Check each line for the word "Diploma" and give how many have it. Say nothing else.

EXTRACTED RECORDS ::
# # # # # # #

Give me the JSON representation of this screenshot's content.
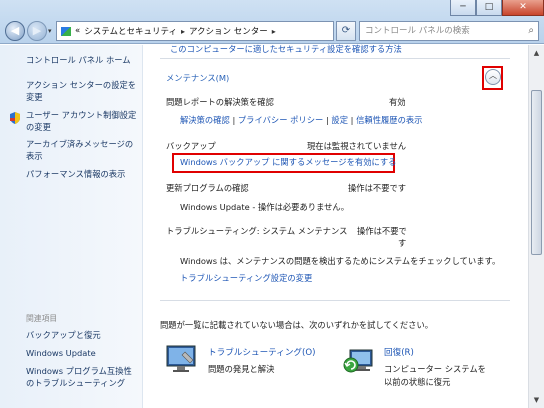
{
  "window": {
    "minimize_icon": "minimize-icon",
    "maximize_icon": "maximize-icon",
    "close_icon": "close-icon"
  },
  "address": {
    "overflow": "«",
    "crumbs": [
      "システムとセキュリティ",
      "アクション センター"
    ]
  },
  "search": {
    "placeholder": "コントロール パネルの検索"
  },
  "left_pane": {
    "items": [
      "コントロール パネル ホーム",
      "アクション センターの設定を変更",
      "ユーザー アカウント制御設定の変更",
      "アーカイブ済みメッセージの表示",
      "パフォーマンス情報の表示"
    ],
    "related_title": "関連項目",
    "related": [
      "バックアップと復元",
      "Windows Update",
      "Windows プログラム互換性のトラブルシューティング"
    ]
  },
  "main": {
    "top_link": "このコンピューターに適したセキュリティ設定を確認する方法",
    "maintenance_header": "メンテナンス(M)",
    "problem_report": {
      "label": "問題レポートの解決策を確認",
      "status": "有効",
      "links": [
        "解決策の確認",
        "プライバシー ポリシー",
        "設定",
        "信頼性履歴の表示"
      ],
      "separator": "|"
    },
    "backup": {
      "label": "バックアップ",
      "status": "現在は監視されていません",
      "link": "Windows バックアップ に関するメッセージを有効にする"
    },
    "update": {
      "label": "更新プログラムの確認",
      "status": "操作は不要です",
      "message": "Windows Update - 操作は必要ありません。"
    },
    "troubleshoot": {
      "label": "トラブルシューティング: システム メンテナンス",
      "status_line1": "操作は不要で",
      "status_line2": "す",
      "message": "Windows は、メンテナンスの問題を検出するためにシステムをチェックしています。",
      "link": "トラブルシューティング設定の変更"
    },
    "footer_prompt": "問題が一覧に記載されていない場合は、次のいずれかを試してください。",
    "actions": [
      {
        "title": "トラブルシューティング(O)",
        "desc": "問題の発見と解決"
      },
      {
        "title": "回復(R)",
        "desc_line1": "コンピューター システムを",
        "desc_line2": "以前の状態に復元"
      }
    ]
  },
  "colors": {
    "link": "#1e56b5",
    "highlight": "#e00000"
  }
}
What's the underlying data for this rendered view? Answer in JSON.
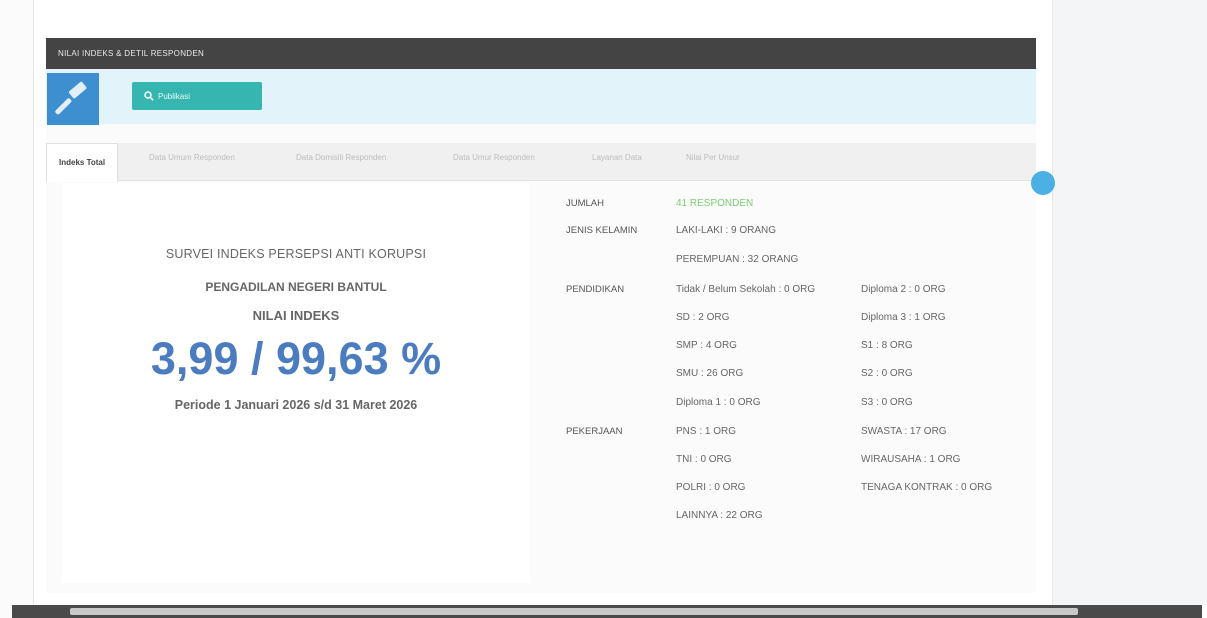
{
  "panel": {
    "header_title": "NILAI INDEKS & DETIL RESPONDEN",
    "search_button_label": "Publikasi"
  },
  "tabs": [
    {
      "label": "Indeks Total"
    },
    {
      "label": "Data Umum Responden"
    },
    {
      "label": "Data Domisili Responden"
    },
    {
      "label": "Data Umur Responden"
    },
    {
      "label": "Layanan Data"
    },
    {
      "label": "Nilai Per Unsur"
    }
  ],
  "summary": {
    "survey_title": "SURVEI INDEKS PERSEPSI ANTI KORUPSI",
    "court_name": "PENGADILAN NEGERI BANTUL",
    "index_label": "NILAI INDEKS",
    "index_value": "3,99 / 99,63 %",
    "period": "Periode 1 Januari 2026 s/d 31 Maret 2026"
  },
  "respondents": {
    "total_label": "JUMLAH",
    "total_value": "41 RESPONDEN",
    "gender_label": "JENIS KELAMIN",
    "gender": [
      "LAKI-LAKI : 9 ORANG",
      "PEREMPUAN : 32 ORANG"
    ],
    "education_label": "PENDIDIKAN",
    "education_col1": [
      "Tidak / Belum Sekolah : 0 ORG",
      "SD : 2 ORG",
      "SMP : 4 ORG",
      "SMU : 26 ORG",
      "Diploma 1 : 0 ORG"
    ],
    "education_col2": [
      "Diploma 2 : 0 ORG",
      "Diploma 3 : 1 ORG",
      "S1 : 8 ORG",
      "S2 : 0 ORG",
      "S3 : 0 ORG"
    ],
    "occupation_label": "PEKERJAAN",
    "occupation_col1": [
      "PNS : 1 ORG",
      "TNI : 0 ORG",
      "POLRI : 0 ORG",
      "LAINNYA : 22 ORG"
    ],
    "occupation_col2": [
      "SWASTA : 17 ORG",
      "WIRAUSAHA : 1 ORG",
      "TENAGA KONTRAK : 0 ORG"
    ]
  },
  "colors": {
    "header_bg": "#444444",
    "hero_bg": "#e2f3f9",
    "gavel_box": "#3d8fcf",
    "search_button": "#37b5b0",
    "index_value": "#4b7cbf",
    "responden_green": "#7dcc78",
    "scroll_circle": "#4bb0e4"
  },
  "icons": {
    "gavel": "gavel-icon",
    "search": "search-icon"
  }
}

# # # # # # #

SOLUTION TO THIS TASK ::
3